#### [Texto de referência]
************
Fundo de Resolução com prejuízos e 'buraco' de 7 mil milhões

A injeção de capital no Novo Banco levou o saldo de recursos próprios do Fundo de Resolução para um valor negativo de 7.026 milhões de euros.

O Fundo de Resolução registou prejuízos de 119,4 milhões de euros em 2019 e a injeção de capital no Novo Banco levou os recursos próprios do Fundo para valores ainda mais negativos.

"No que se refere à situação patrimonial do Fundo de Resolução, a 31 de dezembro de 2019 os recursos próprios do Fundo apresentavam um saldo negativo de 7020,6 milhões de euros, o que representa um agravamento do saldo negativo em 906,6 milhões de euros face ao nível de recursos próprios observado no ano anterior", refere o Fundo no seu relatório e contas de 2019, divulgado nesta segunda-feira.

O Fundo de Resolução bancário está na esfera pública e é gerido pelo Banco de Portugal. O Fundo explica que, em 2019, "os efeitos financeiros ainda decorrentes da aplicação de medidas de resolução" tiveram um impacto de -1040,9 milhões de euros nos seus recursos próprios.
************
#### [Registos fornecidos]
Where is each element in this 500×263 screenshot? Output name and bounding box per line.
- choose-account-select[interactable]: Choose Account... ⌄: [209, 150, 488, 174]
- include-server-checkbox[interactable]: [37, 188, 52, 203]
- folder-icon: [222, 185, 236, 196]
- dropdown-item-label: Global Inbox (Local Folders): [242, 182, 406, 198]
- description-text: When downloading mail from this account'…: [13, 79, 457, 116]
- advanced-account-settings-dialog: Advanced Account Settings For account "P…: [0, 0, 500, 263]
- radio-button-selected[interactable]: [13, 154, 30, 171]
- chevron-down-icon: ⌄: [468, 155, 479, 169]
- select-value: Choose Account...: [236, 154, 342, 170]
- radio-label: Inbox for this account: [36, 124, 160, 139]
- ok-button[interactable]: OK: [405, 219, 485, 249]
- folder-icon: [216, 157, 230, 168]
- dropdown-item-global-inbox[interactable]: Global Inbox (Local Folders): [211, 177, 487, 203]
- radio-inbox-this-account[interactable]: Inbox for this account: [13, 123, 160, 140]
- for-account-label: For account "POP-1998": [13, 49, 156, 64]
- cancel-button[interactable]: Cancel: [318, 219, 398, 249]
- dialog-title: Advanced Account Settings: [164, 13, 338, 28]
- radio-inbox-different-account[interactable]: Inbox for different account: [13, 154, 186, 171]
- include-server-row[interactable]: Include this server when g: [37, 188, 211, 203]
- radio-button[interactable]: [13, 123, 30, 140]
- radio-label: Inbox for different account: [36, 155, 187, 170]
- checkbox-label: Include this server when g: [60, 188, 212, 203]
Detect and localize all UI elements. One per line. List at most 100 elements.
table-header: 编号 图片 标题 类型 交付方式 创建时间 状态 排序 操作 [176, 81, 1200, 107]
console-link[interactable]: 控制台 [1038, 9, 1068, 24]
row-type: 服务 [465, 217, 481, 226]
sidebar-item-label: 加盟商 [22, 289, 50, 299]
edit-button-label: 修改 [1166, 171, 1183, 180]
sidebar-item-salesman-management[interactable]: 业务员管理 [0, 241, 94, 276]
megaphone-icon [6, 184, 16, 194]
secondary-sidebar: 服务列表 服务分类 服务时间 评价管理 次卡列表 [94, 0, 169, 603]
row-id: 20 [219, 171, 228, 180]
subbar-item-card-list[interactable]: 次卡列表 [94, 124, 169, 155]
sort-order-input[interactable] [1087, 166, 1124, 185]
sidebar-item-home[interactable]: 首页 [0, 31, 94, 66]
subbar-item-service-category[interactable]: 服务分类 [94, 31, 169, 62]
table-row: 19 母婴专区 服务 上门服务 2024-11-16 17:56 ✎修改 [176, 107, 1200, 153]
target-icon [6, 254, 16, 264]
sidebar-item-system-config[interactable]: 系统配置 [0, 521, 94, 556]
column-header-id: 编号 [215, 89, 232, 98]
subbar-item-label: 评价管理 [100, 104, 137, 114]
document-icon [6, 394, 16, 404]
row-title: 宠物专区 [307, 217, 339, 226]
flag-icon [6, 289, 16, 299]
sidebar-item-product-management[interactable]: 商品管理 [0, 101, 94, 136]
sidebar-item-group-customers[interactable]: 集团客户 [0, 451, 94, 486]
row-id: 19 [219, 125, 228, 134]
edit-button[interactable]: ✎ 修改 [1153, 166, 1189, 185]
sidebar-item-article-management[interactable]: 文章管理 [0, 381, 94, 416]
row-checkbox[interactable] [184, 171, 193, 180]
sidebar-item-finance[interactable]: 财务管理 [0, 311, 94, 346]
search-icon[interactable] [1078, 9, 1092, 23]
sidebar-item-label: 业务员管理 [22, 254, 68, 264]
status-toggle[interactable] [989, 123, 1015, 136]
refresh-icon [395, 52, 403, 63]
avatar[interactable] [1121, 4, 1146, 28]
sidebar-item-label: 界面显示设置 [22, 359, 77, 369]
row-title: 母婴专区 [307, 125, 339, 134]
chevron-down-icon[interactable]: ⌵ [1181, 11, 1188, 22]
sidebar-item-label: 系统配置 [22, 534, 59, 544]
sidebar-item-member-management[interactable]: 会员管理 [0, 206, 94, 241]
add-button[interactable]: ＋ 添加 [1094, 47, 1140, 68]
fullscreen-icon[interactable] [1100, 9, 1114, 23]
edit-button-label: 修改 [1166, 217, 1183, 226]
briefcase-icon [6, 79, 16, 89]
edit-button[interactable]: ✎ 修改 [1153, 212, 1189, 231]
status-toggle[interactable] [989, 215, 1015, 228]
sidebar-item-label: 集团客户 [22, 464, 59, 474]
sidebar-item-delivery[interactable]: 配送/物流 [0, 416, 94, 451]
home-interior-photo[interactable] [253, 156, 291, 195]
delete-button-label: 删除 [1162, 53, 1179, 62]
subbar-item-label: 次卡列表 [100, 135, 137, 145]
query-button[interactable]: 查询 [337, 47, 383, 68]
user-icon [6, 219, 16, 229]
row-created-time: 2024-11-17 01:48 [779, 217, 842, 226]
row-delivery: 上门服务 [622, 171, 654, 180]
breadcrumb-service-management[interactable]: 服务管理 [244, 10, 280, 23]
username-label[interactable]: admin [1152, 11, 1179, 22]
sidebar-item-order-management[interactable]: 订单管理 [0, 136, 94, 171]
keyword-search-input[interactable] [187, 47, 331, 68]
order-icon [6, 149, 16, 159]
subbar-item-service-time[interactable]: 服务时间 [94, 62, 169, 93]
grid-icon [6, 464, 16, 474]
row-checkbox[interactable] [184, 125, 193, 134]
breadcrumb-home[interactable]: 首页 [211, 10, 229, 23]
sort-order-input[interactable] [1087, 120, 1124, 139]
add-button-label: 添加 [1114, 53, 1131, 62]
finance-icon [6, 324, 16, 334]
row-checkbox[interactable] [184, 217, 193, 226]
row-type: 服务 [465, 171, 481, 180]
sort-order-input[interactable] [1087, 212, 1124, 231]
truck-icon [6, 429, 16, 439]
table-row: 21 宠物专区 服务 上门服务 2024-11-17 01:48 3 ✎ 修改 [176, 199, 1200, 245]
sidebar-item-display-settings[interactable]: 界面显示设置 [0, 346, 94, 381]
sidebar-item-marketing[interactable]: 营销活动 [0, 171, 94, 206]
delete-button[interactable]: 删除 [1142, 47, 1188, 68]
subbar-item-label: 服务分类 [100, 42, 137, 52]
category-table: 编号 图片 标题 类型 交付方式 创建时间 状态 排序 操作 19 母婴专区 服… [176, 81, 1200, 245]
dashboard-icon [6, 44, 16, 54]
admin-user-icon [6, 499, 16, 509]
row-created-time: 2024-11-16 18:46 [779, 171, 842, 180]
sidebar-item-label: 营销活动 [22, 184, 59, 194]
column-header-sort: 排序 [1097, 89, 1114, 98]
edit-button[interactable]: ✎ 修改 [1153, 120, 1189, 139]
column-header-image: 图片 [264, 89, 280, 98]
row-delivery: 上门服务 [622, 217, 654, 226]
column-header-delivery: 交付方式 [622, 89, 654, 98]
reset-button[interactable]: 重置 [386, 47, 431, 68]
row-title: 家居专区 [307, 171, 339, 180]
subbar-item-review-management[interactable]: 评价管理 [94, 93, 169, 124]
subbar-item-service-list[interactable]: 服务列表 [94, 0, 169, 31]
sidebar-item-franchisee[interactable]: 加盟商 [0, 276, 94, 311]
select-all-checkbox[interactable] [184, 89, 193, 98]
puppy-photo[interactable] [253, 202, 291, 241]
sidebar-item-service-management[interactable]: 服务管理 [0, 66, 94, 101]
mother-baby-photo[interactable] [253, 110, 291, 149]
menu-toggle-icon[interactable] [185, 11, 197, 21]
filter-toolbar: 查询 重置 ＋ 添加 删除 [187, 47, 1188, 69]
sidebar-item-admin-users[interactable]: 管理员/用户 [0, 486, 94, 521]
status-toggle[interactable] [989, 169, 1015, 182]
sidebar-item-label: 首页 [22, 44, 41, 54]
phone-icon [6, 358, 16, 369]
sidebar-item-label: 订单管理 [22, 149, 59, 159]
************
#### [Lista de atividades]
1. Segundo o texto, que entidade gere o Fundo de Resolução bancário?
2. Transcreva do texto, sem alterações, o trecho que abre com as palavras que contêm "A injeção de capital no Novo Banco levou o saldo" e fecha com "ainda mais negativos.".
Os registos não têm qualquer relação com o texto.

#### [Soluções por tarefa]
1. O Banco de Portugal.

2.
A injeção de capital no Novo Banco levou o saldo de recursos próprios do Fundo de Resolução para um valor negativo de 7.026 milhões de euros.

O Fundo de Resolução registou prejuízos de 119,4 milhões de euros em 2019 e a injeção de capital no Novo Banco levou os recursos próprios do Fundo para valores ainda mais negativos.